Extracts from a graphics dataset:
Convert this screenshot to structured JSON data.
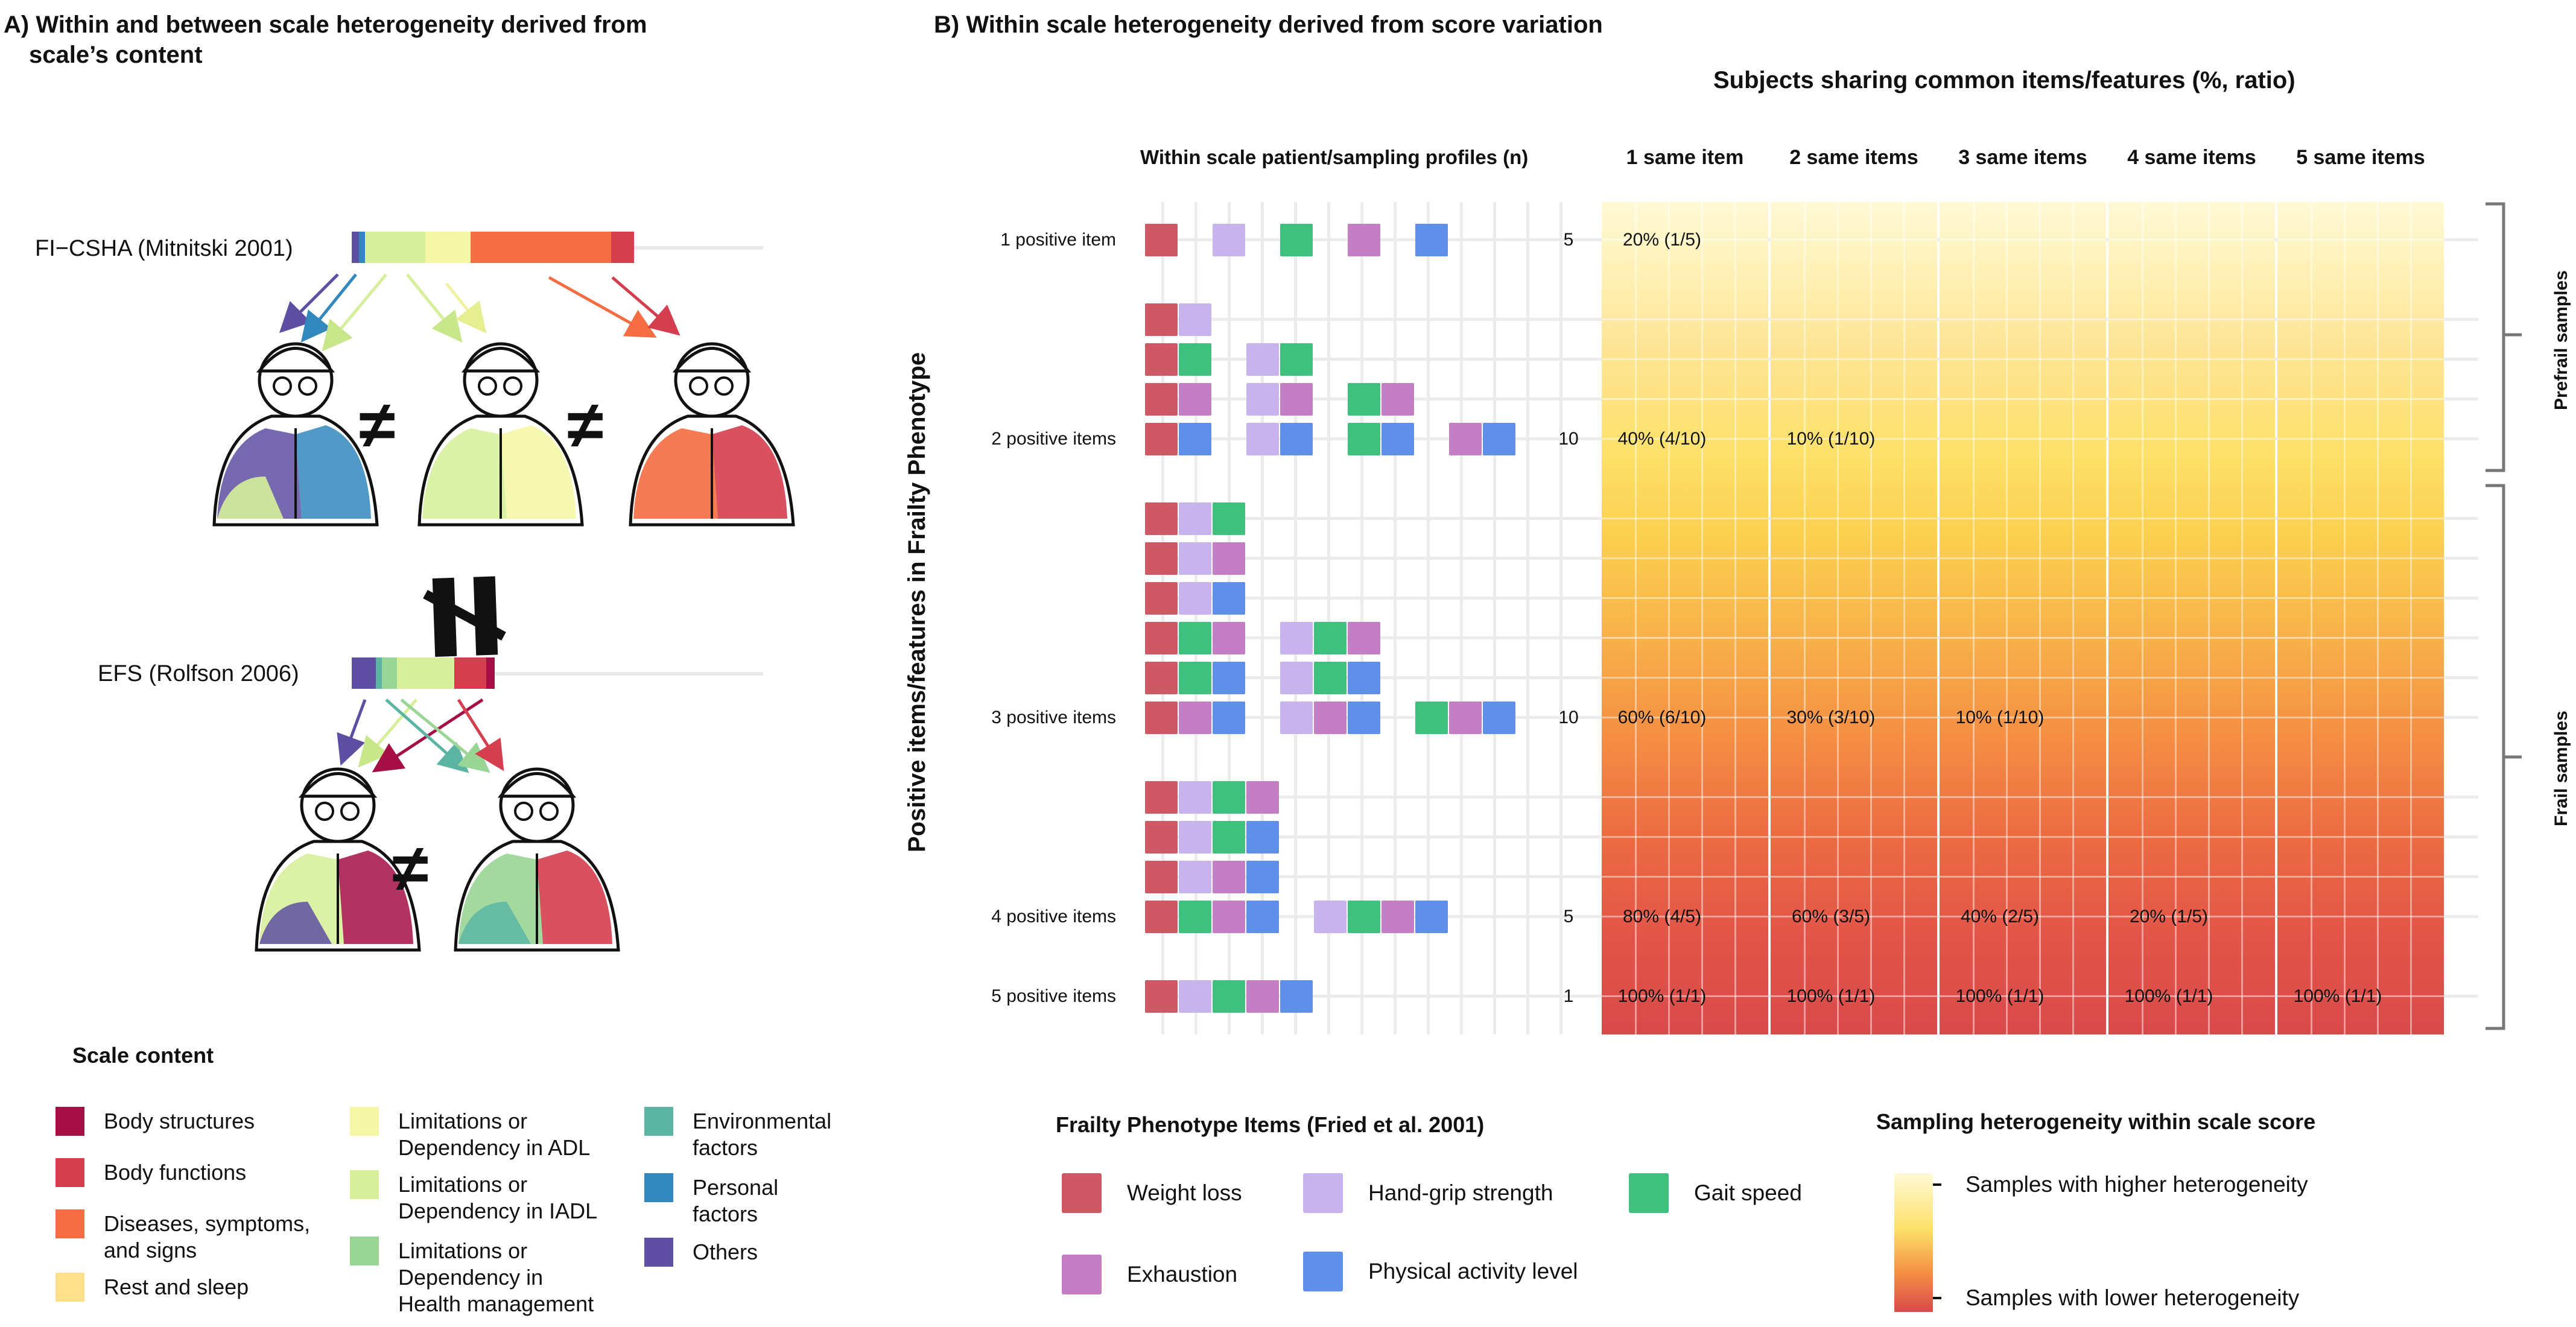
{
  "panel_a": {
    "title_line1": "A) Within and between scale heterogeneity derived from",
    "title_line2": "scale’s content",
    "scale1_label": "FI−CSHA (Mitnitski 2001)",
    "scale2_label": "EFS (Rolfson 2006)",
    "neq_symbol": "≠",
    "legend_title": "Scale content",
    "legend": [
      {
        "label_lines": [
          "Body structures"
        ],
        "color": "#a50f46"
      },
      {
        "label_lines": [
          "Body functions"
        ],
        "color": "#d53e4f"
      },
      {
        "label_lines": [
          "Diseases, symptoms,",
          "and signs"
        ],
        "color": "#f46d43"
      },
      {
        "label_lines": [
          "Rest and sleep"
        ],
        "color": "#fee08b"
      },
      {
        "label_lines": [
          "Limitations or",
          "Dependency in ADL"
        ],
        "color": "#f6f7a6"
      },
      {
        "label_lines": [
          "Limitations or",
          "Dependency in IADL"
        ],
        "color": "#d7ef9b"
      },
      {
        "label_lines": [
          "Limitations or",
          "Dependency in",
          "Health management"
        ],
        "color": "#99d594"
      },
      {
        "label_lines": [
          "Environmental",
          "factors"
        ],
        "color": "#5cb5a3"
      },
      {
        "label_lines": [
          "Personal",
          "factors"
        ],
        "color": "#3288bd"
      },
      {
        "label_lines": [
          "Others"
        ],
        "color": "#5e4fa2"
      }
    ]
  },
  "panel_b": {
    "title": "B) Within scale heterogeneity derived from score variation",
    "top_header": "Subjects sharing common items/features (%, ratio)",
    "profiles_header": "Within scale patient/sampling profiles (n)",
    "col_headers": [
      "1 same item",
      "2 same items",
      "3 same items",
      "4 same items",
      "5 same items"
    ],
    "y_axis_label": "Positive items/features in Frailty Phenotype",
    "rows": [
      {
        "label": "1 positive item",
        "n": "5",
        "values": [
          "20% (1/5)",
          "",
          "",
          "",
          ""
        ]
      },
      {
        "label": "2 positive items",
        "n": "10",
        "values": [
          "40% (4/10)",
          "10% (1/10)",
          "",
          "",
          ""
        ]
      },
      {
        "label": "3 positive items",
        "n": "10",
        "values": [
          "60% (6/10)",
          "30% (3/10)",
          "10% (1/10)",
          "",
          ""
        ]
      },
      {
        "label": "4 positive items",
        "n": "5",
        "values": [
          "80% (4/5)",
          "60% (3/5)",
          "40% (2/5)",
          "20% (1/5)",
          ""
        ]
      },
      {
        "label": "5 positive items",
        "n": "1",
        "values": [
          "100% (1/1)",
          "100% (1/1)",
          "100% (1/1)",
          "100% (1/1)",
          "100% (1/1)"
        ]
      }
    ],
    "bracket_prefrail": "Prefrail samples",
    "bracket_frail": "Frail samples",
    "items_legend_title": "Frailty Phenotype Items (Fried et al. 2001)",
    "items": [
      {
        "key": "W",
        "label": "Weight loss",
        "color": "#cc5963"
      },
      {
        "key": "H",
        "label": "Hand-grip strength",
        "color": "#c7b3ee"
      },
      {
        "key": "G",
        "label": "Gait speed",
        "color": "#3fc07f"
      },
      {
        "key": "E",
        "label": "Exhaustion",
        "color": "#c47fc4"
      },
      {
        "key": "P",
        "label": "Physical activity level",
        "color": "#5f8fe8"
      }
    ],
    "heat_legend_title": "Sampling heterogeneity within scale score",
    "heat_legend_high": "Samples with higher heterogeneity",
    "heat_legend_low": "Samples with lower heterogeneity"
  }
}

TASK PROMPT
Each entry gets copied exactly; the pictures stay out.

THE ANSWER
Convert this screenshot to structured JSON data.
{
  "panel_a": {
    "title_line1": "A) Within and between scale heterogeneity derived from",
    "title_line2": "scale’s content",
    "scale1_label": "FI−CSHA (Mitnitski 2001)",
    "scale2_label": "EFS (Rolfson 2006)",
    "neq_symbol": "≠",
    "legend_title": "Scale content",
    "legend": [
      {
        "label_lines": [
          "Body structures"
        ],
        "color": "#a50f46"
      },
      {
        "label_lines": [
          "Body functions"
        ],
        "color": "#d53e4f"
      },
      {
        "label_lines": [
          "Diseases, symptoms,",
          "and signs"
        ],
        "color": "#f46d43"
      },
      {
        "label_lines": [
          "Rest and sleep"
        ],
        "color": "#fee08b"
      },
      {
        "label_lines": [
          "Limitations or",
          "Dependency in ADL"
        ],
        "color": "#f6f7a6"
      },
      {
        "label_lines": [
          "Limitations or",
          "Dependency in IADL"
        ],
        "color": "#d7ef9b"
      },
      {
        "label_lines": [
          "Limitations or",
          "Dependency in",
          "Health management"
        ],
        "color": "#99d594"
      },
      {
        "label_lines": [
          "Environmental",
          "factors"
        ],
        "color": "#5cb5a3"
      },
      {
        "label_lines": [
          "Personal",
          "factors"
        ],
        "color": "#3288bd"
      },
      {
        "label_lines": [
          "Others"
        ],
        "color": "#5e4fa2"
      }
    ]
  },
  "panel_b": {
    "title": "B) Within scale heterogeneity derived from score variation",
    "top_header": "Subjects sharing common items/features (%, ratio)",
    "profiles_header": "Within scale patient/sampling profiles (n)",
    "col_headers": [
      "1 same item",
      "2 same items",
      "3 same items",
      "4 same items",
      "5 same items"
    ],
    "y_axis_label": "Positive items/features in Frailty Phenotype",
    "rows": [
      {
        "label": "1 positive item",
        "n": "5",
        "values": [
          "20% (1/5)",
          "",
          "",
          "",
          ""
        ]
      },
      {
        "label": "2 positive items",
        "n": "10",
        "values": [
          "40% (4/10)",
          "10% (1/10)",
          "",
          "",
          ""
        ]
      },
      {
        "label": "3 positive items",
        "n": "10",
        "values": [
          "60% (6/10)",
          "30% (3/10)",
          "10% (1/10)",
          "",
          ""
        ]
      },
      {
        "label": "4 positive items",
        "n": "5",
        "values": [
          "80% (4/5)",
          "60% (3/5)",
          "40% (2/5)",
          "20% (1/5)",
          ""
        ]
      },
      {
        "label": "5 positive items",
        "n": "1",
        "values": [
          "100% (1/1)",
          "100% (1/1)",
          "100% (1/1)",
          "100% (1/1)",
          "100% (1/1)"
        ]
      }
    ],
    "bracket_prefrail": "Prefrail samples",
    "bracket_frail": "Frail samples",
    "items_legend_title": "Frailty Phenotype Items (Fried et al. 2001)",
    "items": [
      {
        "key": "W",
        "label": "Weight loss",
        "color": "#cc5963"
      },
      {
        "key": "H",
        "label": "Hand-grip strength",
        "color": "#c7b3ee"
      },
      {
        "key": "G",
        "label": "Gait speed",
        "color": "#3fc07f"
      },
      {
        "key": "E",
        "label": "Exhaustion",
        "color": "#c47fc4"
      },
      {
        "key": "P",
        "label": "Physical activity level",
        "color": "#5f8fe8"
      }
    ],
    "heat_legend_title": "Sampling heterogeneity within scale score",
    "heat_legend_high": "Samples with higher heterogeneity",
    "heat_legend_low": "Samples with lower heterogeneity"
  }
}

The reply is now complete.